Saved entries
######
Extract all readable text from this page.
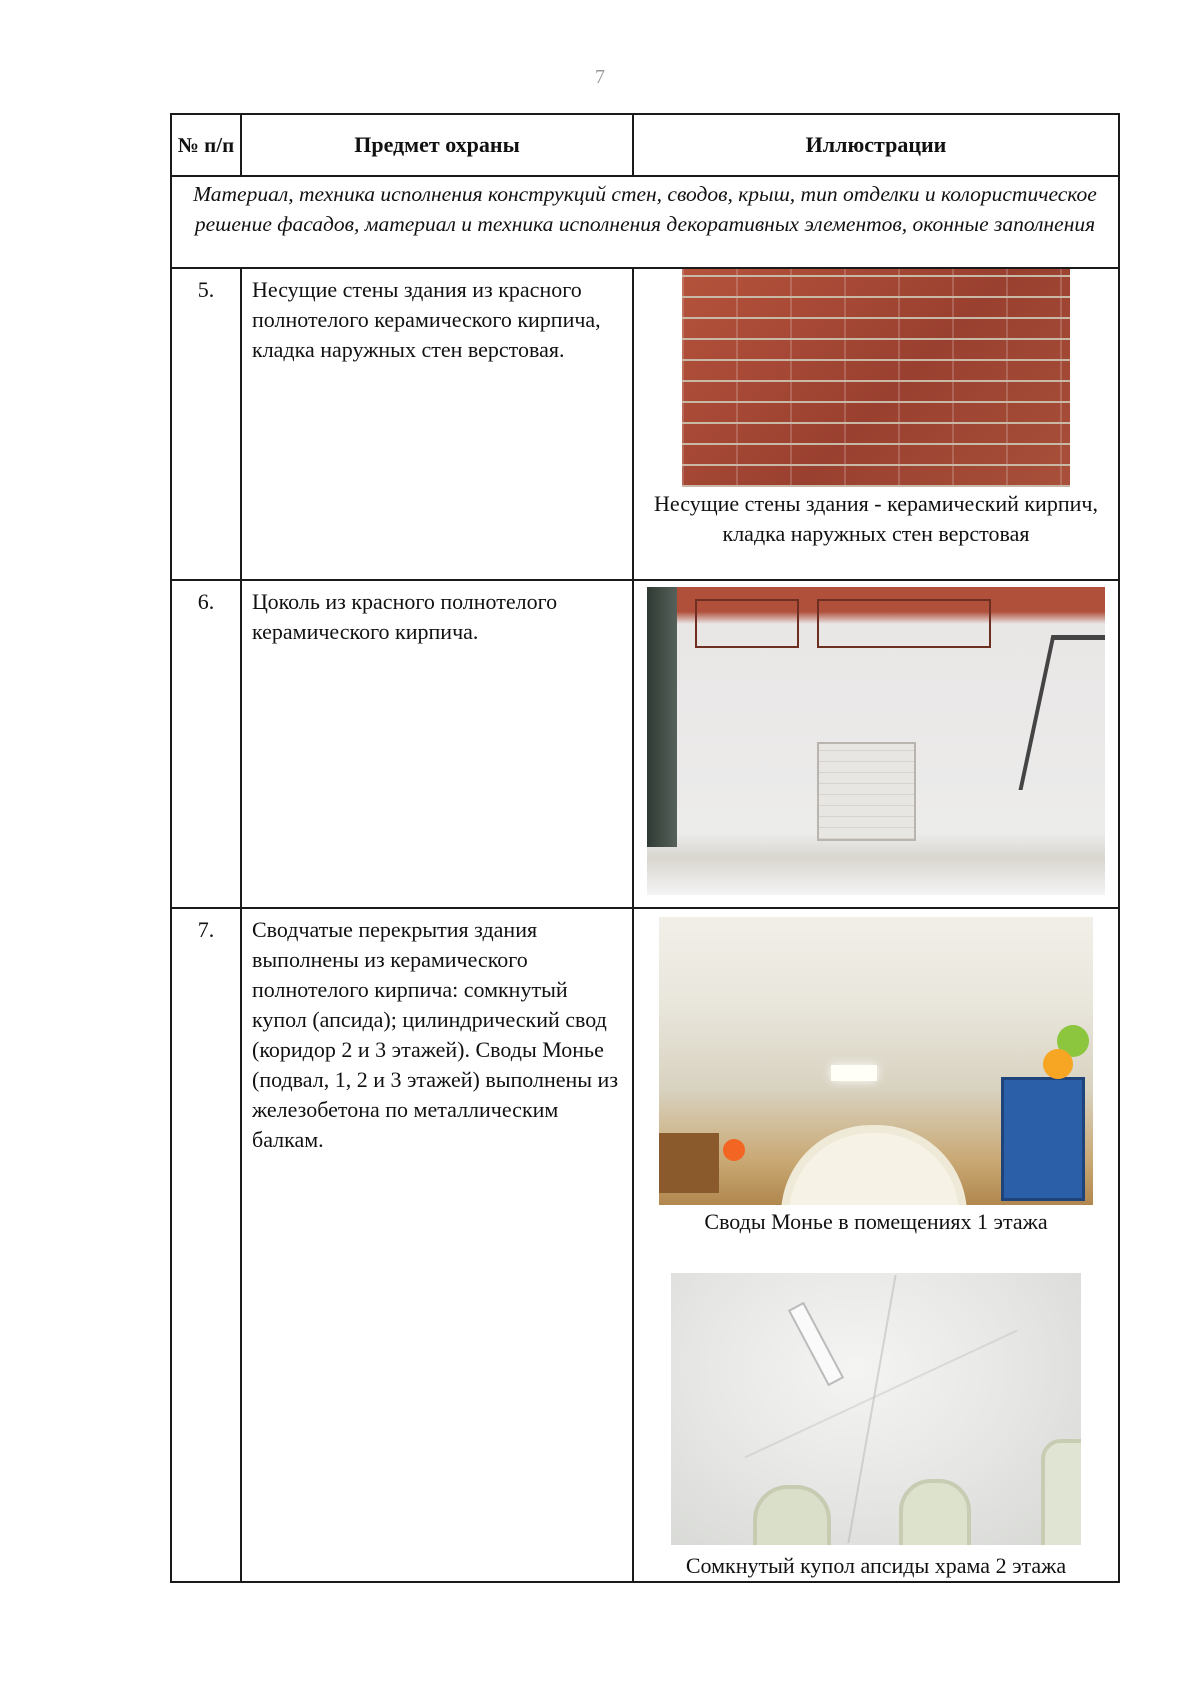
7
№ п/п	Предмет охраны	Иллюстрации
Материал, техника исполнения конструкций стен, сводов, крыш, тип отделки и колористическое решение фасадов, материал и техника исполнения декоративных элементов, оконные заполнения		
5.	Несущие стены здания из красного полнотелого керамического кирпича, кладка наружных стен верстовая.	Несущие стены здания - керамический кирпич, кладка наружных стен верстовая

6.	Цоколь из красного полнотелого керамического кирпича.	

7.	Сводчатые перекрытия здания выполнены из керамического полнотелого кирпича: сомкнутый купол (апсида); цилиндрический свод (коридор 2 и 3 этажей). Своды Монье (подвал, 1, 2 и 3 этажей) выполнены из железобетона по металлическим балкам.	Своды Монье в помещениях 1 этажа
Сомкнутый купол апсиды храма 2 этажа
######
# What is expected:
Pictures are to be left out; repeat all the remaining data exactly.

# Task result:
Extract all readable text from this page.
7
№ п/п	Предмет охраны	Иллюстрации
Материал, техника исполнения конструкций стен, сводов, крыш, тип отделки и колористическое решение фасадов, материал и техника исполнения декоративных элементов, оконные заполнения		
5.	Несущие стены здания из красного полнотелого керамического кирпича, кладка наружных стен верстовая.	Несущие стены здания - керамический кирпич, кладка наружных стен верстовая

6.	Цоколь из красного полнотелого керамического кирпича.	

7.	Сводчатые перекрытия здания выполнены из керамического полнотелого кирпича: сомкнутый купол (апсида); цилиндрический свод (коридор 2 и 3 этажей). Своды Монье (подвал, 1, 2 и 3 этажей) выполнены из железобетона по металлическим балкам.	Своды Монье в помещениях 1 этажа
Сомкнутый купол апсиды храма 2 этажа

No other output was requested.